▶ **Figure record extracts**
** Start **
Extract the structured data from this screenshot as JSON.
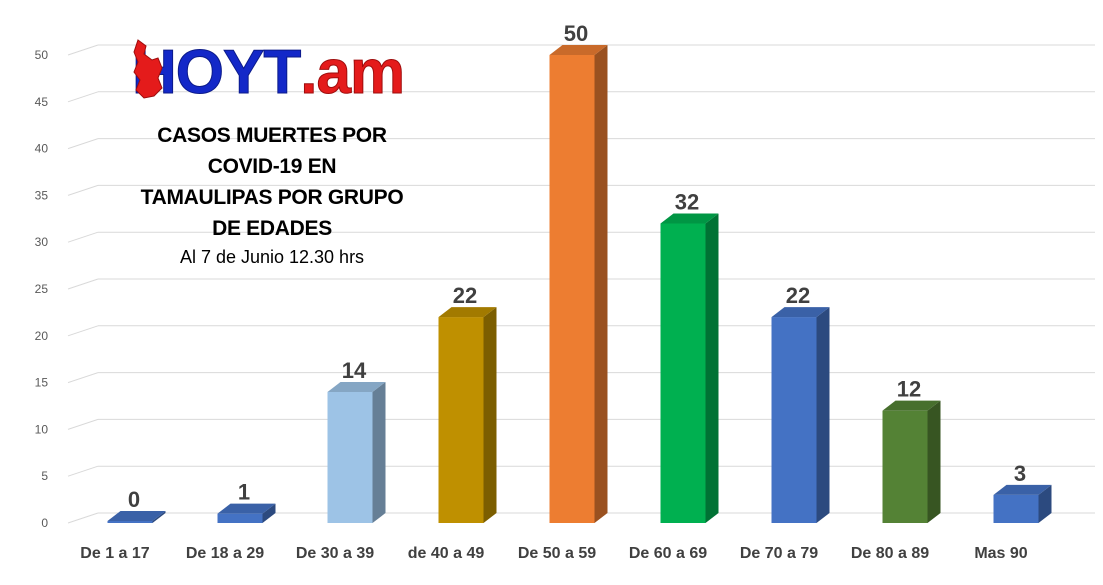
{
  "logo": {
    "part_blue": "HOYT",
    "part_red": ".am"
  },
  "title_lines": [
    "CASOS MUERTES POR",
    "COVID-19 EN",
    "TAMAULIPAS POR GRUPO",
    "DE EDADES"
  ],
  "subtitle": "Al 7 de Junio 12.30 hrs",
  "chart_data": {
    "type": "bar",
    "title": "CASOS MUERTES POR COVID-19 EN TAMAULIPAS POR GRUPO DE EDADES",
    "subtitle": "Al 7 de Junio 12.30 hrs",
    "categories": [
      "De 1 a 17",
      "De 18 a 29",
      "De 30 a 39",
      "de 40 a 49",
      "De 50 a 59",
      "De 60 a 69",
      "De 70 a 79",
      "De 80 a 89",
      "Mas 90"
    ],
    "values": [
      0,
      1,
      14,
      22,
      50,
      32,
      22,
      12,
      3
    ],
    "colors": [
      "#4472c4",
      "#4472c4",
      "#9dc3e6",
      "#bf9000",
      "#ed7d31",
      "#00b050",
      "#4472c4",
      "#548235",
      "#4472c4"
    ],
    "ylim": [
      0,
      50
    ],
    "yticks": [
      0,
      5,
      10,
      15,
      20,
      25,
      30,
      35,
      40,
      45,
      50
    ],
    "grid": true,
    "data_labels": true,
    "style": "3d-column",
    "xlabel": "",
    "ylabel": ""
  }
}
** End **
** Start **
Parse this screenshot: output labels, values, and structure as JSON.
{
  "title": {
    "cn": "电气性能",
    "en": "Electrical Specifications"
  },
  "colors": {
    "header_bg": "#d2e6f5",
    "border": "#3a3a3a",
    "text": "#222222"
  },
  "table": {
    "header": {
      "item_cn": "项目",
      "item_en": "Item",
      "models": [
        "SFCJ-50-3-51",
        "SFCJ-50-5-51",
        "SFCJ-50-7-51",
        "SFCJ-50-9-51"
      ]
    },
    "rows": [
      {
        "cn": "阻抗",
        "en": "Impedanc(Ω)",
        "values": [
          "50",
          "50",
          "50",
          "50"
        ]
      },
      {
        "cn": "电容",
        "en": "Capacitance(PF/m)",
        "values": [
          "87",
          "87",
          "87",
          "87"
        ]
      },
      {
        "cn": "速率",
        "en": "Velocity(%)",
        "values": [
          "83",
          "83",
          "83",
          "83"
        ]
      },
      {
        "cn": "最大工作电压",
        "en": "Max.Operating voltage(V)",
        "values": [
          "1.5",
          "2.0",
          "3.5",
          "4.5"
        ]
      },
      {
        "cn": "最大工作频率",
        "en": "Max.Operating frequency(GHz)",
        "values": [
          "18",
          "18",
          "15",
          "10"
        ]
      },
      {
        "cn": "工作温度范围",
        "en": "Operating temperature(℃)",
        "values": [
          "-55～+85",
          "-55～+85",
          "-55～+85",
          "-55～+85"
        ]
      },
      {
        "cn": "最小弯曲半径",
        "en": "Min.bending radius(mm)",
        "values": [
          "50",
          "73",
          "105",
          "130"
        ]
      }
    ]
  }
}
** End **
▶ **Goal of the exercise**
Select all lines in the listing above where the word "GRUPO" appears, and show them.

▶ **Final answer**
    "TAMAULIPAS POR GRUPO",
    "title": "CASOS MUERTES POR COVID-19 EN TAMAULIPAS POR GRUPO DE EDADES",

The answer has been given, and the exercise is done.